What you need to do. Extract every record, exactly as written, and ignore the pictures.

[start Material provided]

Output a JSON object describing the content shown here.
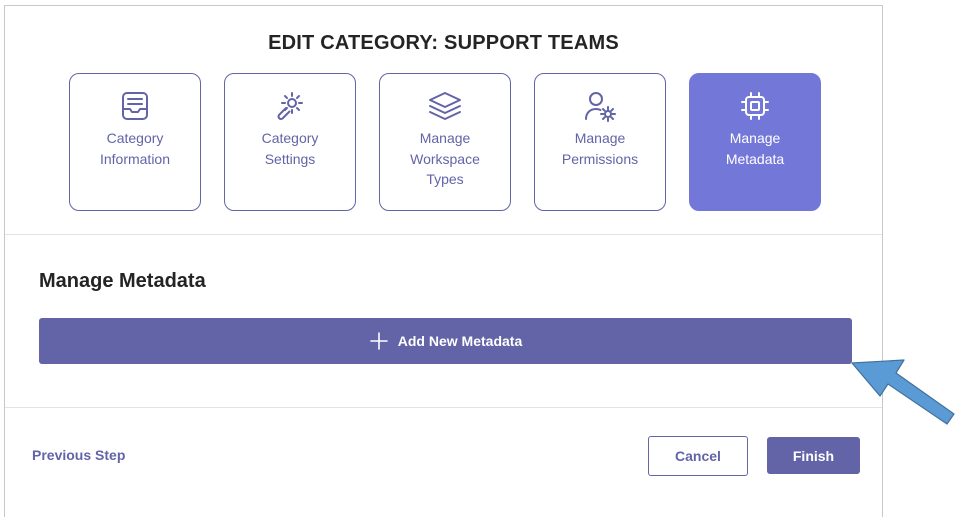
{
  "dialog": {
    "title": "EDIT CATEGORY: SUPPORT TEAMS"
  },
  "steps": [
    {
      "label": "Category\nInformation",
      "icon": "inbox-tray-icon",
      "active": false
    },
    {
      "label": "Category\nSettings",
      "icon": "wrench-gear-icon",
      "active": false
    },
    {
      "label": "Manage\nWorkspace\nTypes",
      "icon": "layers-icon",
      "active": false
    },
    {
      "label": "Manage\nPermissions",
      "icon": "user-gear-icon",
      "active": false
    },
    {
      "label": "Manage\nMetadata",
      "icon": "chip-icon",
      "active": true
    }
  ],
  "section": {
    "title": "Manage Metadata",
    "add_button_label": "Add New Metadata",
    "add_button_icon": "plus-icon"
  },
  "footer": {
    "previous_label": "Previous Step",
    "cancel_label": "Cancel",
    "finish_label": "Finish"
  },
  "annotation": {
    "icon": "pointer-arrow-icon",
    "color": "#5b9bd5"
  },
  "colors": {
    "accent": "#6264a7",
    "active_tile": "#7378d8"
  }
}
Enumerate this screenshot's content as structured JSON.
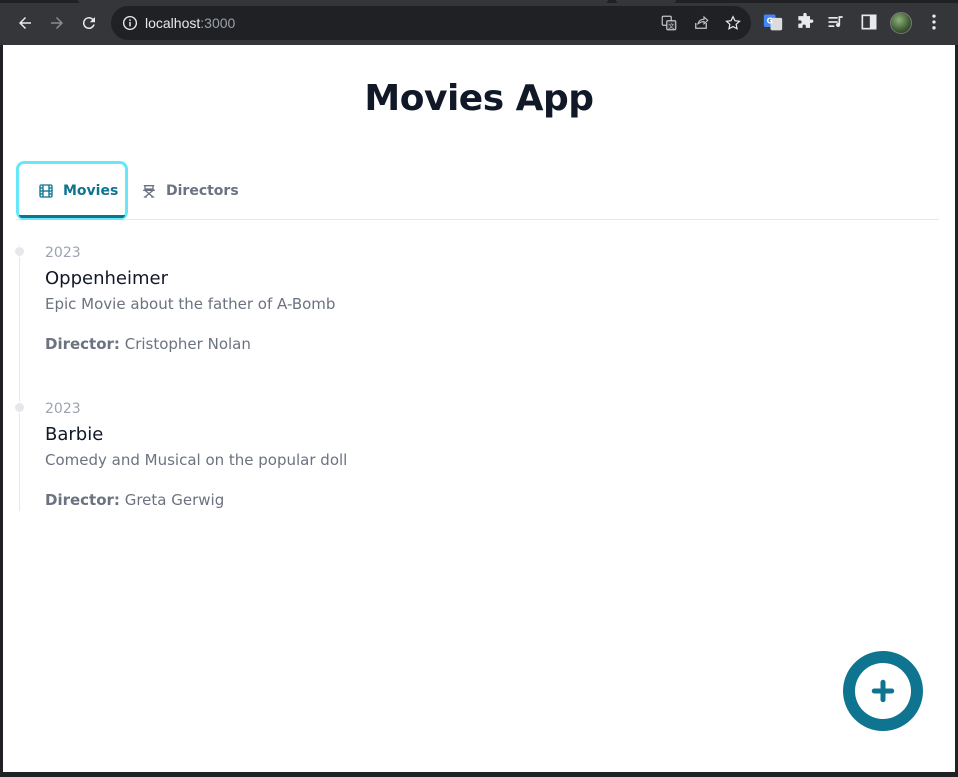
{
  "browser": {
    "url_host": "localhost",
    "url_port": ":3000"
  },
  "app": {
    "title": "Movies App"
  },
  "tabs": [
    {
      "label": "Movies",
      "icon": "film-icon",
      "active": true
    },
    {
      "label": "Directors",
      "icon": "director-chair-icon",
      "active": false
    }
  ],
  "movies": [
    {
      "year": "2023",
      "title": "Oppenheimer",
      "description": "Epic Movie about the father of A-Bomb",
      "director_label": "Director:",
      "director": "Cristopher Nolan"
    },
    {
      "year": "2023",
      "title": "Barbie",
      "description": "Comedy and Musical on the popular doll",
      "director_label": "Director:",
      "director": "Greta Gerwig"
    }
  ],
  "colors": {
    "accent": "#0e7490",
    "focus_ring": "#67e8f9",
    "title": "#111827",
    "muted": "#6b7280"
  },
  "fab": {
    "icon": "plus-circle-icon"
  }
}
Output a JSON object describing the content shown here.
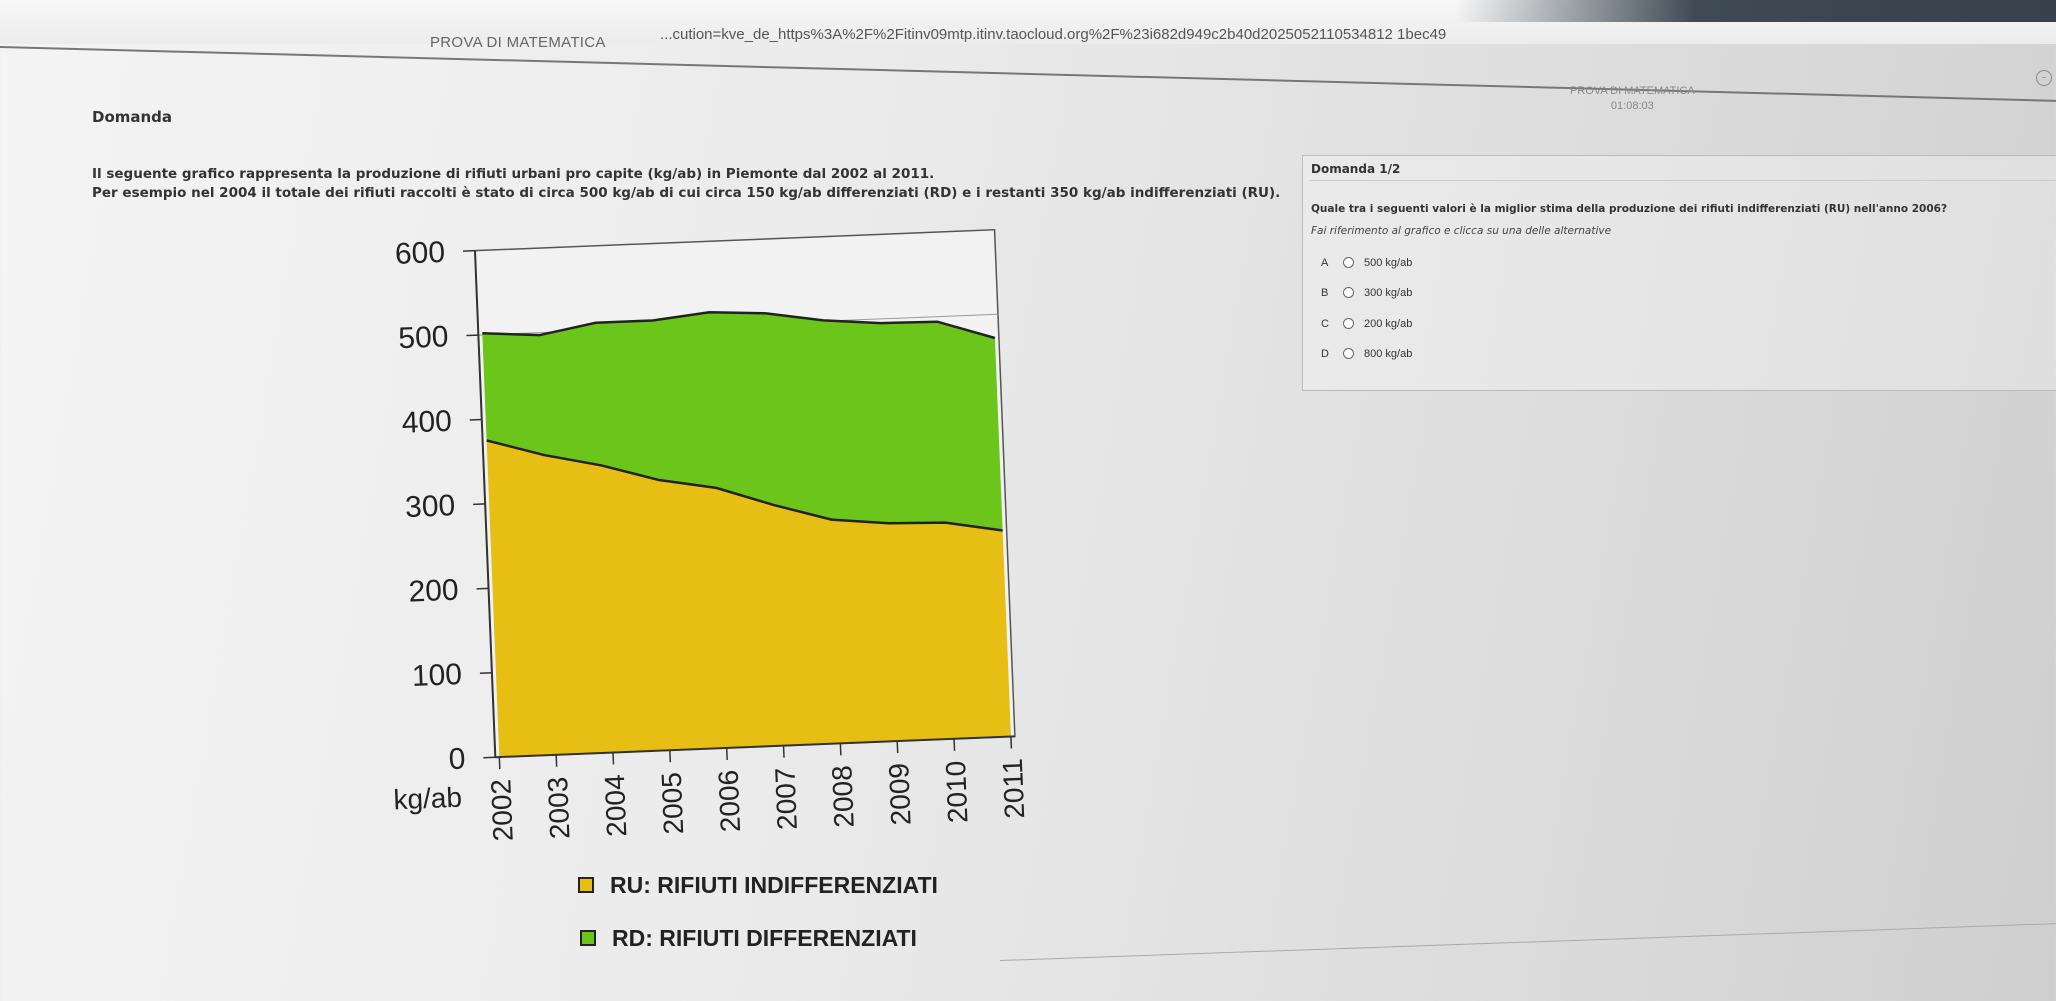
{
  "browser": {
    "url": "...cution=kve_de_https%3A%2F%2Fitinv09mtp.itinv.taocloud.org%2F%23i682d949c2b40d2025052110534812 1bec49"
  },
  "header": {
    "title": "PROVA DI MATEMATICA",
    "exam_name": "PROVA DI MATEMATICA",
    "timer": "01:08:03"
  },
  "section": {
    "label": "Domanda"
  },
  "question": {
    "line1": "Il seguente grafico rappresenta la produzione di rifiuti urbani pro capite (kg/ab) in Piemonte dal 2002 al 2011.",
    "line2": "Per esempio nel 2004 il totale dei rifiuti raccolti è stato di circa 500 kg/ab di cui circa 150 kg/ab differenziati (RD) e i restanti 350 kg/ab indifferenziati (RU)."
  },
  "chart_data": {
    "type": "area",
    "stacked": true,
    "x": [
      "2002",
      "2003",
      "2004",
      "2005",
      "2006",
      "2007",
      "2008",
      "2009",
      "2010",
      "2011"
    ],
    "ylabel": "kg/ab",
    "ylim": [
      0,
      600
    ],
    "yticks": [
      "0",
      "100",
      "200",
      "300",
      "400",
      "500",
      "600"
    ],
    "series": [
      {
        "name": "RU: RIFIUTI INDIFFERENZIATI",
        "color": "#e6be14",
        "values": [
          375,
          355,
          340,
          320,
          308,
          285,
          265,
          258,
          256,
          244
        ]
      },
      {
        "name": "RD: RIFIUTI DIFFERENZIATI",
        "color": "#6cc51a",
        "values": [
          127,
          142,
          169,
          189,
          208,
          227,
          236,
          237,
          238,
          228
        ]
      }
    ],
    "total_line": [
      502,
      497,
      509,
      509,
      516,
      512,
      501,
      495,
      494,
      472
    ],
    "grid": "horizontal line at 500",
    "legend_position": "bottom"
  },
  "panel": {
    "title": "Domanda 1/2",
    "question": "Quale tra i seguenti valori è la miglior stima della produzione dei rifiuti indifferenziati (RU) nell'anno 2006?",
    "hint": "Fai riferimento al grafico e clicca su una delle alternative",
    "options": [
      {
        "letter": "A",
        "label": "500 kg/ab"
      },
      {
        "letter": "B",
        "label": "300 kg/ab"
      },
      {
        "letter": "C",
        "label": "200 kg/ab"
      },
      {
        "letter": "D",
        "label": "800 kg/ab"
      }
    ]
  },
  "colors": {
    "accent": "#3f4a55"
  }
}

[end Material provided]

Response.
Output a JSON object describing the content shown here.
{
  "dialog": {
    "title": "EDIT CATEGORY: SUPPORT TEAMS"
  },
  "steps": [
    {
      "label": "Category\nInformation",
      "icon": "inbox-tray-icon",
      "active": false
    },
    {
      "label": "Category\nSettings",
      "icon": "wrench-gear-icon",
      "active": false
    },
    {
      "label": "Manage\nWorkspace\nTypes",
      "icon": "layers-icon",
      "active": false
    },
    {
      "label": "Manage\nPermissions",
      "icon": "user-gear-icon",
      "active": false
    },
    {
      "label": "Manage\nMetadata",
      "icon": "chip-icon",
      "active": true
    }
  ],
  "section": {
    "title": "Manage Metadata",
    "add_button_label": "Add New Metadata",
    "add_button_icon": "plus-icon"
  },
  "footer": {
    "previous_label": "Previous Step",
    "cancel_label": "Cancel",
    "finish_label": "Finish"
  },
  "annotation": {
    "icon": "pointer-arrow-icon",
    "color": "#5b9bd5"
  },
  "colors": {
    "accent": "#6264a7",
    "active_tile": "#7378d8"
  }
}
Enumerate this screenshot's content as structured JSON.
{
  "browser": {
    "url_host": "localhost",
    "url_port": ":3000"
  },
  "app": {
    "title": "Movies App"
  },
  "tabs": [
    {
      "label": "Movies",
      "icon": "film-icon",
      "active": true
    },
    {
      "label": "Directors",
      "icon": "director-chair-icon",
      "active": false
    }
  ],
  "movies": [
    {
      "year": "2023",
      "title": "Oppenheimer",
      "description": "Epic Movie about the father of A-Bomb",
      "director_label": "Director:",
      "director": "Cristopher Nolan"
    },
    {
      "year": "2023",
      "title": "Barbie",
      "description": "Comedy and Musical on the popular doll",
      "director_label": "Director:",
      "director": "Greta Gerwig"
    }
  ],
  "colors": {
    "accent": "#0e7490",
    "focus_ring": "#67e8f9",
    "title": "#111827",
    "muted": "#6b7280"
  },
  "fab": {
    "icon": "plus-circle-icon"
  }
}
Output a JSON object describing the content shown here.
{
  "browser": {
    "url": "...cution=kve_de_https%3A%2F%2Fitinv09mtp.itinv.taocloud.org%2F%23i682d949c2b40d2025052110534812 1bec49"
  },
  "header": {
    "title": "PROVA DI MATEMATICA",
    "exam_name": "PROVA DI MATEMATICA",
    "timer": "01:08:03"
  },
  "section": {
    "label": "Domanda"
  },
  "question": {
    "line1": "Il seguente grafico rappresenta la produzione di rifiuti urbani pro capite (kg/ab) in Piemonte dal 2002 al 2011.",
    "line2": "Per esempio nel 2004 il totale dei rifiuti raccolti è stato di circa 500 kg/ab di cui circa 150 kg/ab differenziati (RD) e i restanti 350 kg/ab indifferenziati (RU)."
  },
  "chart_data": {
    "type": "area",
    "stacked": true,
    "x": [
      "2002",
      "2003",
      "2004",
      "2005",
      "2006",
      "2007",
      "2008",
      "2009",
      "2010",
      "2011"
    ],
    "ylabel": "kg/ab",
    "ylim": [
      0,
      600
    ],
    "yticks": [
      "0",
      "100",
      "200",
      "300",
      "400",
      "500",
      "600"
    ],
    "series": [
      {
        "name": "RU: RIFIUTI INDIFFERENZIATI",
        "color": "#e6be14",
        "values": [
          375,
          355,
          340,
          320,
          308,
          285,
          265,
          258,
          256,
          244
        ]
      },
      {
        "name": "RD: RIFIUTI DIFFERENZIATI",
        "color": "#6cc51a",
        "values": [
          127,
          142,
          169,
          189,
          208,
          227,
          236,
          237,
          238,
          228
        ]
      }
    ],
    "total_line": [
      502,
      497,
      509,
      509,
      516,
      512,
      501,
      495,
      494,
      472
    ],
    "grid": "horizontal line at 500",
    "legend_position": "bottom"
  },
  "panel": {
    "title": "Domanda 1/2",
    "question": "Quale tra i seguenti valori è la miglior stima della produzione dei rifiuti indifferenziati (RU) nell'anno 2006?",
    "hint": "Fai riferimento al grafico e clicca su una delle alternative",
    "options": [
      {
        "letter": "A",
        "label": "500 kg/ab"
      },
      {
        "letter": "B",
        "label": "300 kg/ab"
      },
      {
        "letter": "C",
        "label": "200 kg/ab"
      },
      {
        "letter": "D",
        "label": "800 kg/ab"
      }
    ]
  },
  "colors": {
    "accent": "#3f4a55"
  }
}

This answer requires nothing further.